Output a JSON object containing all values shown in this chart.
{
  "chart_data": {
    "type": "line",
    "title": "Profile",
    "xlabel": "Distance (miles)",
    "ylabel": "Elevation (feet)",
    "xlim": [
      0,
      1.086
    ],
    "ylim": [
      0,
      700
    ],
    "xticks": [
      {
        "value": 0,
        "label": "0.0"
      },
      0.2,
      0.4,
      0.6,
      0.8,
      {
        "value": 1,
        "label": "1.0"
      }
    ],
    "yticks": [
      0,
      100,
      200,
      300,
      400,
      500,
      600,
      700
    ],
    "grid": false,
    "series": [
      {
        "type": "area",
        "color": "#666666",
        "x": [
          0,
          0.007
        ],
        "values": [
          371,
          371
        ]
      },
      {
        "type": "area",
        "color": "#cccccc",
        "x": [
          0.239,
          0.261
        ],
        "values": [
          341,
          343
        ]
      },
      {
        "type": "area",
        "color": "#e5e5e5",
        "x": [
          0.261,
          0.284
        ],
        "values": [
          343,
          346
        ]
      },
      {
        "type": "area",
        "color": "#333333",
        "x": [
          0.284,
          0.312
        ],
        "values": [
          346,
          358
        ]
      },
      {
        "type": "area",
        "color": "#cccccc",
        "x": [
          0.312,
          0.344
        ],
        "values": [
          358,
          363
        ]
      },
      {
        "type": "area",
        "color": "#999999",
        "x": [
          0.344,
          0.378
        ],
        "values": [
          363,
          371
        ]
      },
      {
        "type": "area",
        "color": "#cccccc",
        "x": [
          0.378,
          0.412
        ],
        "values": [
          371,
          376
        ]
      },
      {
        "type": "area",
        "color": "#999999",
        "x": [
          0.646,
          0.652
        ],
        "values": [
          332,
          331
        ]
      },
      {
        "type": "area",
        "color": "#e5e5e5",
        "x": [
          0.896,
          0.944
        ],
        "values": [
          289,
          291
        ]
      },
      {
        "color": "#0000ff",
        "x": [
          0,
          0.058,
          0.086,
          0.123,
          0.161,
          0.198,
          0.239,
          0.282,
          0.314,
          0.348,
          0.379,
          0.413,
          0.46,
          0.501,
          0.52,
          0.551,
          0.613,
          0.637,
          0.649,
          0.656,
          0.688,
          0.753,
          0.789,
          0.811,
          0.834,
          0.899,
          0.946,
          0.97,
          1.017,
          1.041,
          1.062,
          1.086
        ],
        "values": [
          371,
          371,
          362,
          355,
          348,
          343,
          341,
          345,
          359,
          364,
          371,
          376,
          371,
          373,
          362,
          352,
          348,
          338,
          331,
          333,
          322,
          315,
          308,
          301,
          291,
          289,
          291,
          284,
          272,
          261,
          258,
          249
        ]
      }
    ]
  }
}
○ ○ ○ ○
**WHAT TO WORK ON:**
Retype the records in full. Keep every line identical to the original.

**THE RESULT:**
Output a JSON object containing all values shown in this chart.
{
  "chart_data": {
    "type": "line",
    "title": "Profile",
    "xlabel": "Distance (miles)",
    "ylabel": "Elevation (feet)",
    "xlim": [
      0,
      1.086
    ],
    "ylim": [
      0,
      700
    ],
    "xticks": [
      {
        "value": 0,
        "label": "0.0"
      },
      0.2,
      0.4,
      0.6,
      0.8,
      {
        "value": 1,
        "label": "1.0"
      }
    ],
    "yticks": [
      0,
      100,
      200,
      300,
      400,
      500,
      600,
      700
    ],
    "grid": false,
    "series": [
      {
        "type": "area",
        "color": "#666666",
        "x": [
          0,
          0.007
        ],
        "values": [
          371,
          371
        ]
      },
      {
        "type": "area",
        "color": "#cccccc",
        "x": [
          0.239,
          0.261
        ],
        "values": [
          341,
          343
        ]
      },
      {
        "type": "area",
        "color": "#e5e5e5",
        "x": [
          0.261,
          0.284
        ],
        "values": [
          343,
          346
        ]
      },
      {
        "type": "area",
        "color": "#333333",
        "x": [
          0.284,
          0.312
        ],
        "values": [
          346,
          358
        ]
      },
      {
        "type": "area",
        "color": "#cccccc",
        "x": [
          0.312,
          0.344
        ],
        "values": [
          358,
          363
        ]
      },
      {
        "type": "area",
        "color": "#999999",
        "x": [
          0.344,
          0.378
        ],
        "values": [
          363,
          371
        ]
      },
      {
        "type": "area",
        "color": "#cccccc",
        "x": [
          0.378,
          0.412
        ],
        "values": [
          371,
          376
        ]
      },
      {
        "type": "area",
        "color": "#999999",
        "x": [
          0.646,
          0.652
        ],
        "values": [
          332,
          331
        ]
      },
      {
        "type": "area",
        "color": "#e5e5e5",
        "x": [
          0.896,
          0.944
        ],
        "values": [
          289,
          291
        ]
      },
      {
        "color": "#0000ff",
        "x": [
          0,
          0.058,
          0.086,
          0.123,
          0.161,
          0.198,
          0.239,
          0.282,
          0.314,
          0.348,
          0.379,
          0.413,
          0.46,
          0.501,
          0.52,
          0.551,
          0.613,
          0.637,
          0.649,
          0.656,
          0.688,
          0.753,
          0.789,
          0.811,
          0.834,
          0.899,
          0.946,
          0.97,
          1.017,
          1.041,
          1.062,
          1.086
        ],
        "values": [
          371,
          371,
          362,
          355,
          348,
          343,
          341,
          345,
          359,
          364,
          371,
          376,
          371,
          373,
          362,
          352,
          348,
          338,
          331,
          333,
          322,
          315,
          308,
          301,
          291,
          289,
          291,
          284,
          272,
          261,
          258,
          249
        ]
      }
    ]
  }
}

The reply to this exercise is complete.